§ **What is being asked**: Find the word "ограниченного" in the listing; pull out each line holding it.

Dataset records
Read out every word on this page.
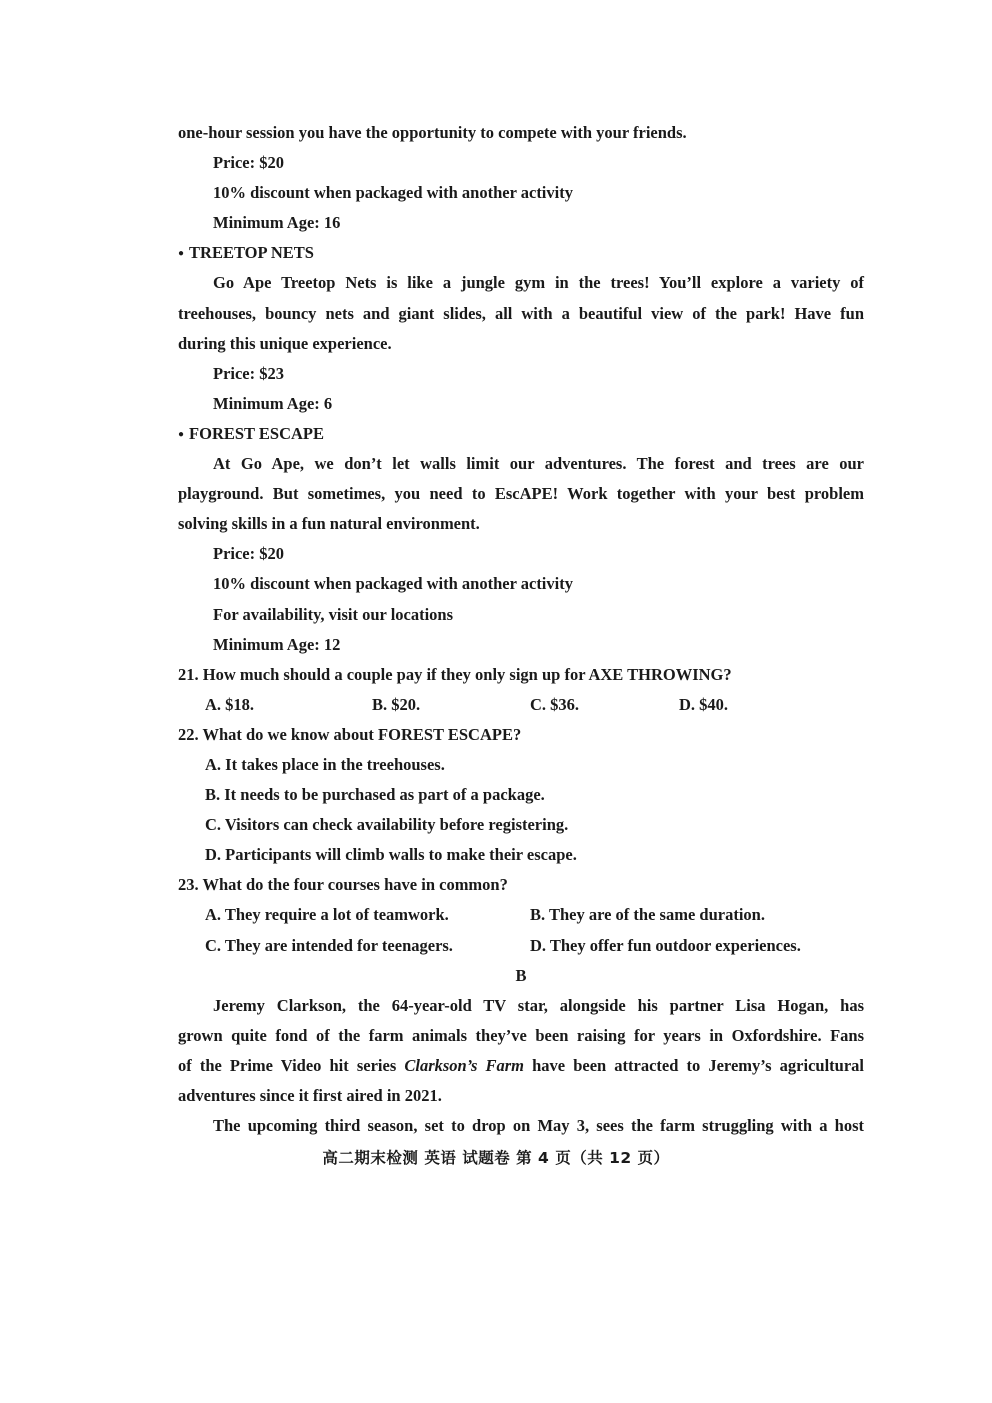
one-hour session you have the opportunity to compete with your friends.
Price: $20
10% discount when packaged with another activity
Minimum Age: 16
● TREETOP NETS
Go Ape Treetop Nets is like a jungle gym in the trees! You’ll explore a variety of
treehouses, bouncy nets and giant slides, all with a beautiful view of the park! Have fun
during this unique experience.
Price: $23
Minimum Age: 6
● FOREST ESCAPE
At Go Ape, we don’t let walls limit our adventures. The forest and trees are our
playground. But sometimes, you need to EscAPE! Work together with your best problem
solving skills in a fun natural environment.
Price: $20
10% discount when packaged with another activity
For availability, visit our locations
Minimum Age: 12
21. How much should a couple pay if they only sign up for AXE THROWING?
A. $18.	B. $20.	C. $36.	D. $40.
22. What do we know about FOREST ESCAPE?
A. It takes place in the treehouses.
B. It needs to be purchased as part of a package.
C. Visitors can check availability before registering.
D. Participants will climb walls to make their escape.
23. What do the four courses have in common?
A. They require a lot of teamwork.	B. They are of the same duration.
C. They are intended for teenagers.	D. They offer fun outdoor experiences.
B
Jeremy Clarkson, the 64-year-old TV star, alongside his partner Lisa Hogan, has
grown quite fond of the farm animals they’ve been raising for years in Oxfordshire. Fans
of the Prime Video hit series Clarkson’s Farm have been attracted to Jeremy’s agricultural
adventures since it first aired in 2021.
The upcoming third season, set to drop on May 3, sees the farm struggling with a host
高二期末检测 英语 试题卷 第 4 页（共 12 页）
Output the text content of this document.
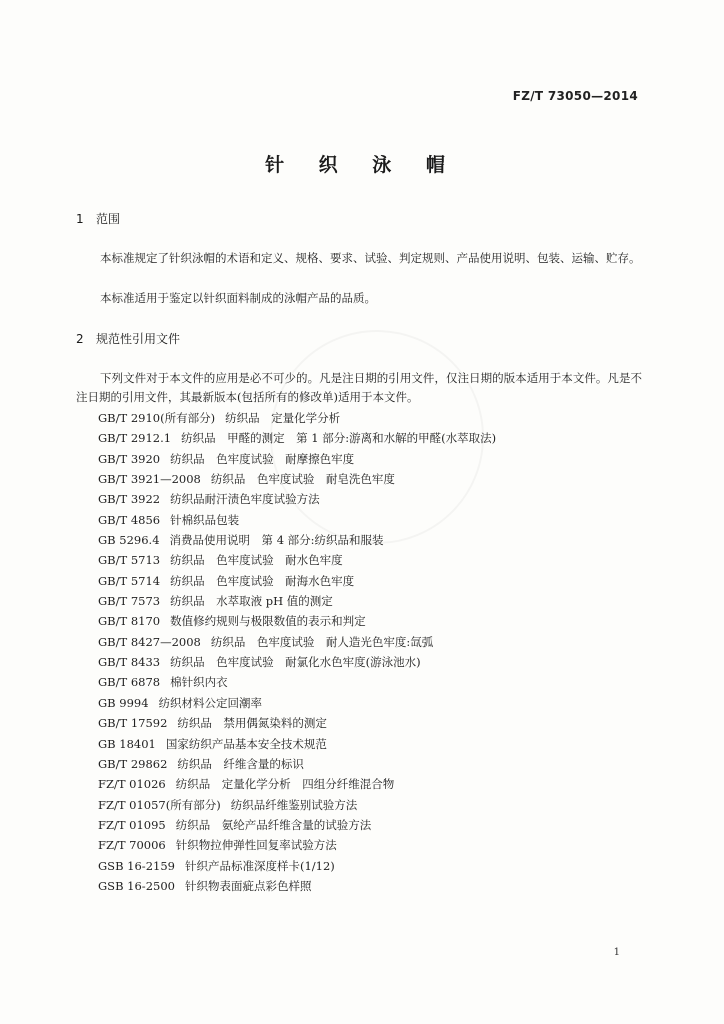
FZ/T 73050—2014
针 织 泳 帽
1 范围

本标准规定了针织泳帽的术语和定义、规格、要求、试验、判定规则、产品使用说明、包装、运输、贮存。

本标准适用于鉴定以针织面料制成的泳帽产品的品质。

2 规范性引用文件

下列文件对于本文件的应用是必不可少的。凡是注日期的引用文件，仅注日期的版本适用于本文件。凡是不注日期的引用文件，其最新版本(包括所有的修改单)适用于本文件。

GB/T 2910(所有部分) 纺织品　定量化学分析
GB/T 2912.1 纺织品　甲醛的测定　第 1 部分:游离和水解的甲醛(水萃取法)
GB/T 3920 纺织品　色牢度试验　耐摩擦色牢度
GB/T 3921—2008 纺织品　色牢度试验　耐皂洗色牢度
GB/T 3922 纺织品耐汗渍色牢度试验方法
GB/T 4856 针棉织品包装
GB 5296.4 消费品使用说明　第 4 部分:纺织品和服装
GB/T 5713 纺织品　色牢度试验　耐水色牢度
GB/T 5714 纺织品　色牢度试验　耐海水色牢度
GB/T 7573 纺织品　水萃取液 pH 值的测定
GB/T 8170 数值修约规则与极限数值的表示和判定
GB/T 8427—2008 纺织品　色牢度试验　耐人造光色牢度:氙弧
GB/T 8433 纺织品　色牢度试验　耐氯化水色牢度(游泳池水)
GB/T 6878 棉针织内衣
GB 9994 纺织材料公定回潮率
GB/T 17592 纺织品　禁用偶氮染料的测定
GB 18401 国家纺织产品基本安全技术规范
GB/T 29862 纺织品　纤维含量的标识
FZ/T 01026 纺织品　定量化学分析　四组分纤维混合物
FZ/T 01057(所有部分) 纺织品纤维鉴别试验方法
FZ/T 01095 纺织品　氨纶产品纤维含量的试验方法
FZ/T 70006 针织物拉伸弹性回复率试验方法
GSB 16-2159 针织产品标准深度样卡(1/12)
GSB 16-2500 针织物表面疵点彩色样照
1
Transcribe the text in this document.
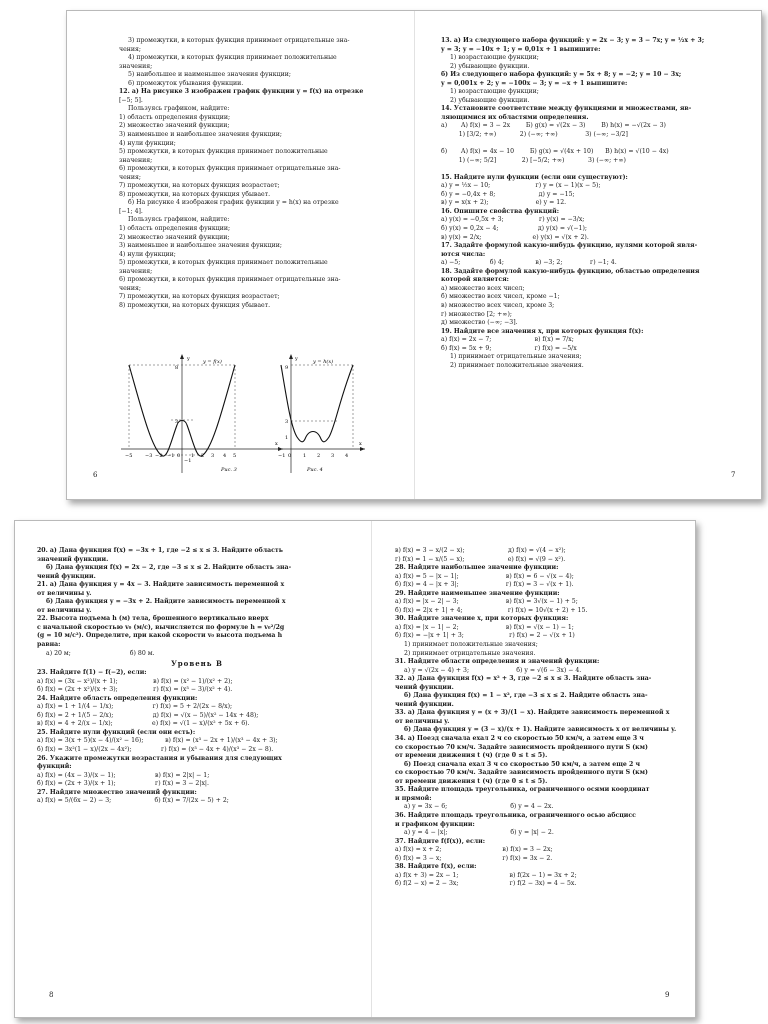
3) промежутки, в которых функция принимает отрицательные зна-

чения;

4) промежутки, в которых функция принимает положительные

значения;

5) наибольшее и наименьшее значения функции;

6) промежуток убывания функции.

12. а) На рисунке 3 изображен график функции y = f(x) на отрезке

[−5; 5].

Пользуясь графиком, найдите:

1) область определения функции;

2) множество значений функции;

3) наименьшее и наибольшее значения функции;

4) нули функции;

5) промежутки, в которых функция принимает положительные

значения;

6) промежутки, в которых функция принимает отрицательные зна-

чения;

7) промежутки, на которых функция возрастает;

8) промежутки, на которых функция убывает.

б) На рисунке 4 изображен график функции y = h(x) на отрезке

[−1; 4].

Пользуясь графиком, найдите:

1) область определения функции;

2) множество значений функции;

3) наименьшее и наибольшее значения функции;

4) нули функции;

5) промежутки, в которых функция принимает положительные

значения;

6) промежутки, в которых функция принимает отрицательные зна-

чения;

7) промежутки, на которых функция возрастает;

8) промежутки, на которых функция убывает.

y
x
y = f(x)
8
3
−1
−5	−3 −2 −1 0 1 2 3 4 5
Рис. 3
y
x
y = h(x)
9
3
1
−1 0 1 2 3 4
Рис. 4
6

13. а) Из следующего набора функций: y = 2x − 3; y = 3 − 7x; y = ½x + 3;

y = 3; y = −10x + 1; y = 0,01x + 1 выпишите:

1) возрастающие функции;

2) убывающие функции.

б) Из следующего набора функций: y = 5x + 8; y = −2; y = 10 − 3x;

y = 0,001x + 2; y = −100x − 3; y = −x + 1 выпишите:

1) возрастающие функции;

2) убывающие функции.

14. Установите соответствие между функциями и множествами, яв-

ляющимися их областями определения.

а)       А) f(x) = 3 − 2x        Б) g(x) = √(2x − 3)        В) h(x) = −√(2x − 3)

1) [3/2; +∞)            2) (−∞; +∞)              3) (−∞; −3/2]

б)       А) f(x) = 4x − 10        Б) g(x) = √(4x + 10)      В) h(x) = √(10 − 4x)

1) (−∞; 5/2]             2) [−5/2; +∞)            3) (−∞; +∞)

15. Найдите нули функции (если они существуют):

а) y = ½x − 10;                       г) y = (x − 1)(x − 5);

б) y = −0,4x + 8;                      д) y = −15;

в) y = x(x + 2);                        е) y = 12.

16. Опишите свойства функций:

а) y(x) = −0,5x + 3;                  г) y(x) = −3/x;

б) y(x) = 0,2x − 4;                    д) y(x) = √(−1);

в) y(x) = 2/x;                          е) y(x) = √(x + 2).

17. Задайте формулой какую-нибудь функцию, нулями которой явля-

ются числа:

а) −5;               б) 4;                в) −3; 2;              г) −1; 4.

18. Задайте формулой какую-нибудь функцию, областью определения

которой является:

а) множество всех чисел;

б) множество всех чисел, кроме −1;

в) множество всех чисел, кроме 3;

г) множество [2; +∞);

д) множество (−∞; −3].

19. Найдите все значения x, при которых функция f(x):

а) f(x) = 2x − 7;                      в) f(x) = 7/x;

б) f(x) = 5x + 9;                      г) f(x) = −5/x

1) принимает отрицательные значения;

2) принимает положительные значения.

7

20. а) Дана функция f(x) = −3x + 1, где −2 ≤ x ≤ 3. Найдите область

значений функции.

б) Дана функция f(x) = 2x − 2, где −3 ≤ x ≤ 2. Найдите область зна-

чений функции.

21. а) Дана функция y = 4x − 3. Найдите зависимость переменной x

от величины y.

б) Дана функция y = −3x + 2. Найдите зависимость переменной x

от величины y.

22. Высота подъема h (м) тела, брошенного вертикально вверх

с начальной скоростью v₀ (м/с), вычисляется по формуле h = v₀²/2g

(g = 10 м/с²). Определите, при какой скорости v₀ высота подъема h

равна:

а) 20 м;                              б) 80 м.

Уровень В

23. Найдите f(1) − f(−2), если:

а) f(x) = (3x − x²)/(x + 1);                  в) f(x) = (x² − 1)/(x² + 2);

б) f(x) = (2x + x²)/(x + 3);                  г) f(x) = (x³ − 3)/(x² + 4).

24. Найдите область определения функции:

а) f(x) = 1 + 1/(4 − 1/x);                    г) f(x) = 5 + 2/(2x − 8/x);

б) f(x) = 2 + 1/(5 − 2/x);                    д) f(x) = √(x − 5)/(x² − 14x + 48);

в) f(x) = 4 + 2/(x − 1/x);                    е) f(x) = √(1 − x)/(x² + 5x + 6).

25. Найдите нули функций (если они есть):

а) f(x) = 3(x + 5)(x − 4)/(x² − 16);           в) f(x) = (x³ − 2x + 1)/(x³ − 4x + 3);

б) f(x) = 3x²(1 − x)/(2x − 4x²);               г) f(x) = (x³ − 4x + 4)/(x³ − 2x − 8).

26. Укажите промежутки возрастания и убывания для следующих

функций:

а) f(x) = (4x − 3)/(x − 1);                    в) f(x) = 2|x| − 1;

б) f(x) = (2x + 3)/(x + 1);                    г) f(x) = 3 − 2|x|.

27. Найдите множество значений функции:

а) f(x) = 5/(6x − 2) − 3;                      б) f(x) = 7/(2x − 5) + 2;

8

в) f(x) = 3 − x/(2 − x);                      д) f(x) = √(4 − x²);

г) f(x) = 1 − x/(5 − x);                      е) f(x) = √(9 − x²).

28. Найдите наибольшее значение функции:

а) f(x) = 5 − |x − 1|;                        в) f(x) = 6 − √(x − 4);

б) f(x) = 4 − |x + 3|;                        г) f(x) = 3 − √(x + 1).

29. Найдите наименьшее значение функции:

а) f(x) = |x − 2| − 3;                        в) f(x) = 3√(x − 1) + 5;

б) f(x) = 2|x + 1| + 4;                       г) f(x) = 10√(x + 2) + 15.

30. Найдите значение x, при которых функция:

а) f(x) = |x − 1| − 2;                        в) f(x) = √(x − 1) − 1;

б) f(x) = −|x + 1| + 3;                       г) f(x) = 2 − √(x + 1)

1) принимает положительные значения;

2) принимает отрицательные значения.

31. Найдите области определения и значений функции:

а) y = √(2x − 4) + 3;                        б) y = √(6 − 3x) − 4.

32. а) Дана функция f(x) = x² + 3, где −2 ≤ x ≤ 3. Найдите область зна-

чений функции.

б) Дана функция f(x) = 1 − x², где −3 ≤ x ≤ 2. Найдите область зна-

чений функции.

33. а) Дана функция y = (x + 3)/(1 − x). Найдите зависимость переменной x

от величины y.

б) Дана функция y = (3 − x)/(x + 1). Найдите зависимость x от величины y.

34. а) Поезд сначала ехал 2 ч со скоростью 50 км/ч, а затем еще 3 ч

со скоростью 70 км/ч. Задайте зависимость пройденного пути S (км)

от времени движения t (ч) (где 0 ≤ t ≤ 5).

б) Поезд сначала ехал 3 ч со скоростью 50 км/ч, а затем еще 2 ч

со скоростью 70 км/ч. Задайте зависимость пройденного пути S (км)

от времени движения t (ч) (где 0 ≤ t ≤ 5).

35. Найдите площадь треугольника, ограниченного осями координат

и прямой:

а) y = 3x − 6;                                б) y = 4 − 2x.

36. Найдите площадь треугольника, ограниченного осью абсцисс

и графиком функции:

а) y = 4 − |x|;                                б) y = |x| − 2.

37. Найдите f(f(x)), если:

а) f(x) = x + 2;                               в) f(x) = 3 − 2x;

б) f(x) = 3 − x;                               г) f(x) = 3x − 2.

38. Найдите f(x), если:

а) f(x + 3) = 2x − 1;                          в) f(2x − 1) = 3x + 2;

б) f(2 − x) = 2 − 3x;                          г) f(2 − 3x) = 4 − 5x.

9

§ **Answer for this exercise**:
35. Найдите площадь треугольника, ограниченного осями координат
36. Найдите площадь треугольника, ограниченного осью абсцисс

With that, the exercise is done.